DIRECTIONS: Write out the data below in full. Keep it exact.
* * * * * * *
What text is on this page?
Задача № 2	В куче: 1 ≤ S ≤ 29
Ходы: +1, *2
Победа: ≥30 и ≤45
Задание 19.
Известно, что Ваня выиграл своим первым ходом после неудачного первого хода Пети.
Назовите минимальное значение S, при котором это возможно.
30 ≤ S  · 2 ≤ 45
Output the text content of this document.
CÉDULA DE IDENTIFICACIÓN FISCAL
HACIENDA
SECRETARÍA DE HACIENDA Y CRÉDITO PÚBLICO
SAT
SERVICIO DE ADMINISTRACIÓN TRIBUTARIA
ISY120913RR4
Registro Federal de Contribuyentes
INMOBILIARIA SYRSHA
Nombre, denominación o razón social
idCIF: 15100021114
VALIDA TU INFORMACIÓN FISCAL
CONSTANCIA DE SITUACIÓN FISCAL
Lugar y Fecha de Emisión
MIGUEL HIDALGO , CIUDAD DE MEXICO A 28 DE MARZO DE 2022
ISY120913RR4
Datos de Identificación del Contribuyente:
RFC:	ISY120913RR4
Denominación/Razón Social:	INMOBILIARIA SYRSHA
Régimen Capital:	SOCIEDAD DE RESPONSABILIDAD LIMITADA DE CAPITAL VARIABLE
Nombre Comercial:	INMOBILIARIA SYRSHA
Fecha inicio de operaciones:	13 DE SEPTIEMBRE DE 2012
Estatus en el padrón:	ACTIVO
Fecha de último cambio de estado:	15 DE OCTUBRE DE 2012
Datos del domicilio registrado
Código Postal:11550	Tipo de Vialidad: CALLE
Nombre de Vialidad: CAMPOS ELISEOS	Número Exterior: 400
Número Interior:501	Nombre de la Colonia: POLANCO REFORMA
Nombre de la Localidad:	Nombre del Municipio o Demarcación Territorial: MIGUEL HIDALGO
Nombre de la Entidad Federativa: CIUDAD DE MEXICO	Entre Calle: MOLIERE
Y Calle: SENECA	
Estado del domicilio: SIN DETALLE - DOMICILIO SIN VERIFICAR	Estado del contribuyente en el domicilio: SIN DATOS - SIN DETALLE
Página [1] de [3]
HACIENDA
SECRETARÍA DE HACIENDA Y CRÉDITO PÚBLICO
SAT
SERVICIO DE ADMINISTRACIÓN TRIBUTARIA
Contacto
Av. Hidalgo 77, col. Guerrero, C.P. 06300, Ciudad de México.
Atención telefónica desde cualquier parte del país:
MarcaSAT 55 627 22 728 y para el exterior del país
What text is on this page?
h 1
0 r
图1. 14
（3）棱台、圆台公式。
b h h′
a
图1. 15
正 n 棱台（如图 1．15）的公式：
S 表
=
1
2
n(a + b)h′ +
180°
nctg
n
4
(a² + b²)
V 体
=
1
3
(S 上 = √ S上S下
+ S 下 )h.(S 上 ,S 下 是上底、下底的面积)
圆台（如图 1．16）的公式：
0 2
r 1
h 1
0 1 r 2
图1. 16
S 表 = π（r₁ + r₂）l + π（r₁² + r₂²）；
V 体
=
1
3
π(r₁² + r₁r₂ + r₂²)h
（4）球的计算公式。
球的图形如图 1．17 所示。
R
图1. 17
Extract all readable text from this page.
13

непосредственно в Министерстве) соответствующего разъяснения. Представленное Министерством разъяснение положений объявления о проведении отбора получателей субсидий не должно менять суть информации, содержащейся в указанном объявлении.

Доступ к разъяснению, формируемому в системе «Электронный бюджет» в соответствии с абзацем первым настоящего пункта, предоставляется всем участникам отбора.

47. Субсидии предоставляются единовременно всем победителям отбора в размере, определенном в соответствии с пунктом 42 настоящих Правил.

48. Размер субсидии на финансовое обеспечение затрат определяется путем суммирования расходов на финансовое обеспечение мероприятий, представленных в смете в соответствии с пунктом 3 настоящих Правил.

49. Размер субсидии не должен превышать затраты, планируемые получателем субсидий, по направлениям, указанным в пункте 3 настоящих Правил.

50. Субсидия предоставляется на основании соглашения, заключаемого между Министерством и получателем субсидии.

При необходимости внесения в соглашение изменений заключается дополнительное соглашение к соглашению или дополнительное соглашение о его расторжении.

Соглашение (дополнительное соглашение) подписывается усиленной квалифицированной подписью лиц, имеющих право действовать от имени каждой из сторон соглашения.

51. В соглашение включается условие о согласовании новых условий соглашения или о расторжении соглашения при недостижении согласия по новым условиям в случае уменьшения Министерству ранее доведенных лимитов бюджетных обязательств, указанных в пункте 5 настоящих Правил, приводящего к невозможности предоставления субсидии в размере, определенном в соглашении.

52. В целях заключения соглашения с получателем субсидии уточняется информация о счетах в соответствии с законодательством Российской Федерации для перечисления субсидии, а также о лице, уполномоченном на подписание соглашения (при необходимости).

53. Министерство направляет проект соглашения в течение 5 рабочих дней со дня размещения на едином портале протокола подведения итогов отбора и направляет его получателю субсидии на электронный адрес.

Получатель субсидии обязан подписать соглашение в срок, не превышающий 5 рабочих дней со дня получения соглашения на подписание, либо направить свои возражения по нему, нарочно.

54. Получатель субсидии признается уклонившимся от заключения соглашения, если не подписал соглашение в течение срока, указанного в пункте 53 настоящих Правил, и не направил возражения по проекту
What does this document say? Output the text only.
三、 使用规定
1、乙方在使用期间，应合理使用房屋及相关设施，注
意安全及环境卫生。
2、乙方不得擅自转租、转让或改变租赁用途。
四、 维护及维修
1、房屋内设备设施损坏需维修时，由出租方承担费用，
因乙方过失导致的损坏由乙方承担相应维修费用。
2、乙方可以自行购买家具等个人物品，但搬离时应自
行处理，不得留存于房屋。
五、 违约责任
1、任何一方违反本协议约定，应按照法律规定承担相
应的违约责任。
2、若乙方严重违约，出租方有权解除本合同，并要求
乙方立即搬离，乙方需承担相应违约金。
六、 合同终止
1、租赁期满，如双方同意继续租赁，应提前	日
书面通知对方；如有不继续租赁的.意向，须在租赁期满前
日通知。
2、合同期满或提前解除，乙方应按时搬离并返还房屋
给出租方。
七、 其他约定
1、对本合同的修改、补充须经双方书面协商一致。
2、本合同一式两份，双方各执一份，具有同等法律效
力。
* * * * * * *
ANSWER TO THIS PROBLEM:
What text is on this page?
Задача № 2	В куче: 1 ≤ S ≤ 29
Ходы: +1, *2
Победа: ≥30 и ≤45
Задание 19.
Известно, что Ваня выиграл своим первым ходом после неудачного первого хода Пети.
Назовите минимальное значение S, при котором это возможно.
30 ≤ S  · 2 ≤ 45
Output the text content of this document.
CÉDULA DE IDENTIFICACIÓN FISCAL
HACIENDA
SECRETARÍA DE HACIENDA Y CRÉDITO PÚBLICO
SAT
SERVICIO DE ADMINISTRACIÓN TRIBUTARIA
ISY120913RR4
Registro Federal de Contribuyentes
INMOBILIARIA SYRSHA
Nombre, denominación o razón social
idCIF: 15100021114
VALIDA TU INFORMACIÓN FISCAL
CONSTANCIA DE SITUACIÓN FISCAL
Lugar y Fecha de Emisión
MIGUEL HIDALGO , CIUDAD DE MEXICO A 28 DE MARZO DE 2022
ISY120913RR4
Datos de Identificación del Contribuyente:
RFC:	ISY120913RR4
Denominación/Razón Social:	INMOBILIARIA SYRSHA
Régimen Capital:	SOCIEDAD DE RESPONSABILIDAD LIMITADA DE CAPITAL VARIABLE
Nombre Comercial:	INMOBILIARIA SYRSHA
Fecha inicio de operaciones:	13 DE SEPTIEMBRE DE 2012
Estatus en el padrón:	ACTIVO
Fecha de último cambio de estado:	15 DE OCTUBRE DE 2012
Datos del domicilio registrado
Código Postal:11550	Tipo de Vialidad: CALLE
Nombre de Vialidad: CAMPOS ELISEOS	Número Exterior: 400
Número Interior:501	Nombre de la Colonia: POLANCO REFORMA
Nombre de la Localidad:	Nombre del Municipio o Demarcación Territorial: MIGUEL HIDALGO
Nombre de la Entidad Federativa: CIUDAD DE MEXICO	Entre Calle: MOLIERE
Y Calle: SENECA	
Estado del domicilio: SIN DETALLE - DOMICILIO SIN VERIFICAR	Estado del contribuyente en el domicilio: SIN DATOS - SIN DETALLE
Página [1] de [3]
HACIENDA
SECRETARÍA DE HACIENDA Y CRÉDITO PÚBLICO
SAT
SERVICIO DE ADMINISTRACIÓN TRIBUTARIA
Contacto
Av. Hidalgo 77, col. Guerrero, C.P. 06300, Ciudad de México.
Atención telefónica desde cualquier parte del país:
MarcaSAT 55 627 22 728 y para el exterior del país
What text is on this page?
h 1
0 r
图1. 14
（3）棱台、圆台公式。
b h h′
a
图1. 15
正 n 棱台（如图 1．15）的公式：
S 表
=
1
2
n(a + b)h′ +
180°
nctg
n
4
(a² + b²)
V 体
=
1
3
(S 上 = √ S上S下
+ S 下 )h.(S 上 ,S 下 是上底、下底的面积)
圆台（如图 1．16）的公式：
0 2
r 1
h 1
0 1 r 2
图1. 16
S 表 = π（r₁ + r₂）l + π（r₁² + r₂²）；
V 体
=
1
3
π(r₁² + r₁r₂ + r₂²)h
（4）球的计算公式。
球的图形如图 1．17 所示。
R
图1. 17
Extract all readable text from this page.
13

непосредственно в Министерстве) соответствующего разъяснения. Представленное Министерством разъяснение положений объявления о проведении отбора получателей субсидий не должно менять суть информации, содержащейся в указанном объявлении.

Доступ к разъяснению, формируемому в системе «Электронный бюджет» в соответствии с абзацем первым настоящего пункта, предоставляется всем участникам отбора.

47. Субсидии предоставляются единовременно всем победителям отбора в размере, определенном в соответствии с пунктом 42 настоящих Правил.

48. Размер субсидии на финансовое обеспечение затрат определяется путем суммирования расходов на финансовое обеспечение мероприятий, представленных в смете в соответствии с пунктом 3 настоящих Правил.

49. Размер субсидии не должен превышать затраты, планируемые получателем субсидий, по направлениям, указанным в пункте 3 настоящих Правил.

50. Субсидия предоставляется на основании соглашения, заключаемого между Министерством и получателем субсидии.

При необходимости внесения в соглашение изменений заключается дополнительное соглашение к соглашению или дополнительное соглашение о его расторжении.

Соглашение (дополнительное соглашение) подписывается усиленной квалифицированной подписью лиц, имеющих право действовать от имени каждой из сторон соглашения.

51. В соглашение включается условие о согласовании новых условий соглашения или о расторжении соглашения при недостижении согласия по новым условиям в случае уменьшения Министерству ранее доведенных лимитов бюджетных обязательств, указанных в пункте 5 настоящих Правил, приводящего к невозможности предоставления субсидии в размере, определенном в соглашении.

52. В целях заключения соглашения с получателем субсидии уточняется информация о счетах в соответствии с законодательством Российской Федерации для перечисления субсидии, а также о лице, уполномоченном на подписание соглашения (при необходимости).

53. Министерство направляет проект соглашения в течение 5 рабочих дней со дня размещения на едином портале протокола подведения итогов отбора и направляет его получателю субсидии на электронный адрес.

Получатель субсидии обязан подписать соглашение в срок, не превышающий 5 рабочих дней со дня получения соглашения на подписание, либо направить свои возражения по нему, нарочно.

54. Получатель субсидии признается уклонившимся от заключения соглашения, если не подписал соглашение в течение срока, указанного в пункте 53 настоящих Правил, и не направил возражения по проекту
What does this document say? Output the text only.
三、 使用规定
1、乙方在使用期间，应合理使用房屋及相关设施，注
意安全及环境卫生。
2、乙方不得擅自转租、转让或改变租赁用途。
四、 维护及维修
1、房屋内设备设施损坏需维修时，由出租方承担费用，
因乙方过失导致的损坏由乙方承担相应维修费用。
2、乙方可以自行购买家具等个人物品，但搬离时应自
行处理，不得留存于房屋。
五、 违约责任
1、任何一方违反本协议约定，应按照法律规定承担相
应的违约责任。
2、若乙方严重违约，出租方有权解除本合同，并要求
乙方立即搬离，乙方需承担相应违约金。
六、 合同终止
1、租赁期满，如双方同意继续租赁，应提前	日
书面通知对方；如有不继续租赁的.意向，须在租赁期满前
日通知。
2、合同期满或提前解除，乙方应按时搬离并返还房屋
给出租方。
七、 其他约定
1、对本合同的修改、补充须经双方书面协商一致。
2、本合同一式两份，双方各执一份，具有同等法律效
力。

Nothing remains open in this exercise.